RECORD LIST:
····················

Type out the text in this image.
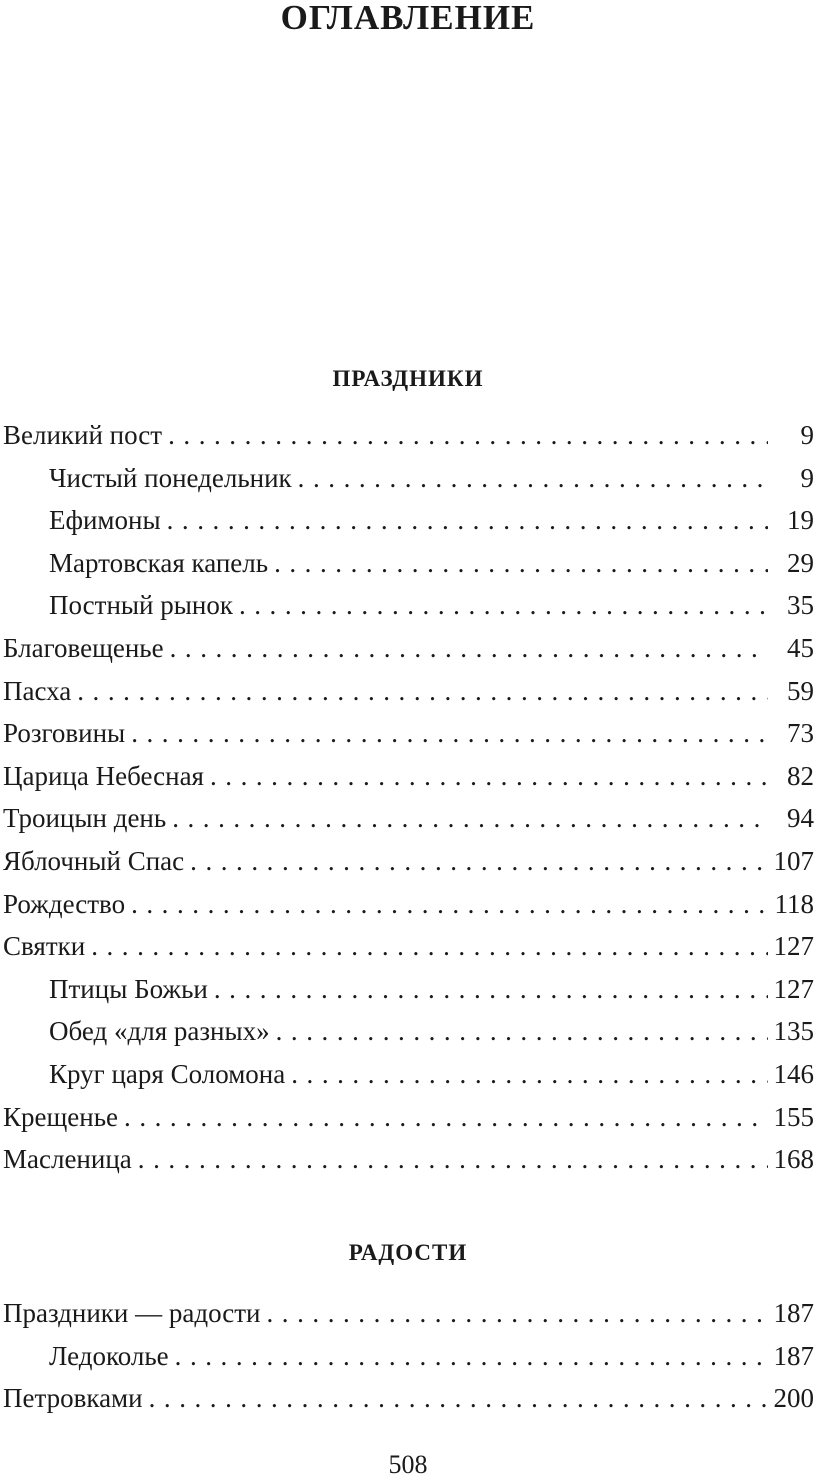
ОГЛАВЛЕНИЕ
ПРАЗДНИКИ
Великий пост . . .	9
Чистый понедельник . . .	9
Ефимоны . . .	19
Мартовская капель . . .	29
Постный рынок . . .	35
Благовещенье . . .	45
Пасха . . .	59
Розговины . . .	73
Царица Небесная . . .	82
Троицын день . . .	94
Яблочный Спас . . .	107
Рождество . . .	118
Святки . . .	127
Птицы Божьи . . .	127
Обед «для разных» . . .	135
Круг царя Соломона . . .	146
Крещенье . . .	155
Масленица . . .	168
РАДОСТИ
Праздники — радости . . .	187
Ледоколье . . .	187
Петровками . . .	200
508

····················

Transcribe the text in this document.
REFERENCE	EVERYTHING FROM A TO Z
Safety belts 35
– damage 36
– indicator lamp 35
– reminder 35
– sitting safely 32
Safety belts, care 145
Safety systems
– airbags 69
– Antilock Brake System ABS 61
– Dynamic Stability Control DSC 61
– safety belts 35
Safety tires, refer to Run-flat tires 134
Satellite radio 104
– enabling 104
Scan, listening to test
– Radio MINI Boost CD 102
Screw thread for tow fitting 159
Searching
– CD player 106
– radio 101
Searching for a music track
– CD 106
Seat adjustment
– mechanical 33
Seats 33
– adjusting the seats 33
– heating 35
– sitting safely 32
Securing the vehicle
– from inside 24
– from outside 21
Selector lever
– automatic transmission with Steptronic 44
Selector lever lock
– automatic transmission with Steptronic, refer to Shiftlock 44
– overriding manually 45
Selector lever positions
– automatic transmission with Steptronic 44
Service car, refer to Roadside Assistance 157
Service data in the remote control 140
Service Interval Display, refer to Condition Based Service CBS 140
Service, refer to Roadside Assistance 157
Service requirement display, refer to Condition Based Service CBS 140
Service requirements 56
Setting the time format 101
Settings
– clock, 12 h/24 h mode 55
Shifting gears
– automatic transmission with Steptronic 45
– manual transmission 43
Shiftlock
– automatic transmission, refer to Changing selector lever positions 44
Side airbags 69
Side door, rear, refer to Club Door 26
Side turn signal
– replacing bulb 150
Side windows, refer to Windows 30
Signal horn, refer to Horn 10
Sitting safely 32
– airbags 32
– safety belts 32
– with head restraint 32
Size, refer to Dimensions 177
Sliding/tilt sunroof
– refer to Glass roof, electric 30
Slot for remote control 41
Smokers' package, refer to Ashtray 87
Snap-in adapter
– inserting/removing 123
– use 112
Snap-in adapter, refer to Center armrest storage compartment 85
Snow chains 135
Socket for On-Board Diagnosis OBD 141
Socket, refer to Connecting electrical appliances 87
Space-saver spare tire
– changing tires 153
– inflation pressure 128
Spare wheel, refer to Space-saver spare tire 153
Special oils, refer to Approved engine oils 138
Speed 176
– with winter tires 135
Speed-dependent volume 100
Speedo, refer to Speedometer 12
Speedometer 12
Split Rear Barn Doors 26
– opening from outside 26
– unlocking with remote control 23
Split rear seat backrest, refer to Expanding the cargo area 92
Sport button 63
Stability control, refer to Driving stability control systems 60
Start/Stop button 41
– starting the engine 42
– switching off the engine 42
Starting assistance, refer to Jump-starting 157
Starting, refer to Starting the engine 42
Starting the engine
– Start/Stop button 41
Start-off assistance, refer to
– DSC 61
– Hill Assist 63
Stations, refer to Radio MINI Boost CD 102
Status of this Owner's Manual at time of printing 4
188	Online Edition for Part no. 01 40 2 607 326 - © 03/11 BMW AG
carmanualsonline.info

····················

REQUEST: Find every line in the listing that holds the string "remote", then say how many there are as a bare number.

RESPONSE TO THE EXERCISE: 3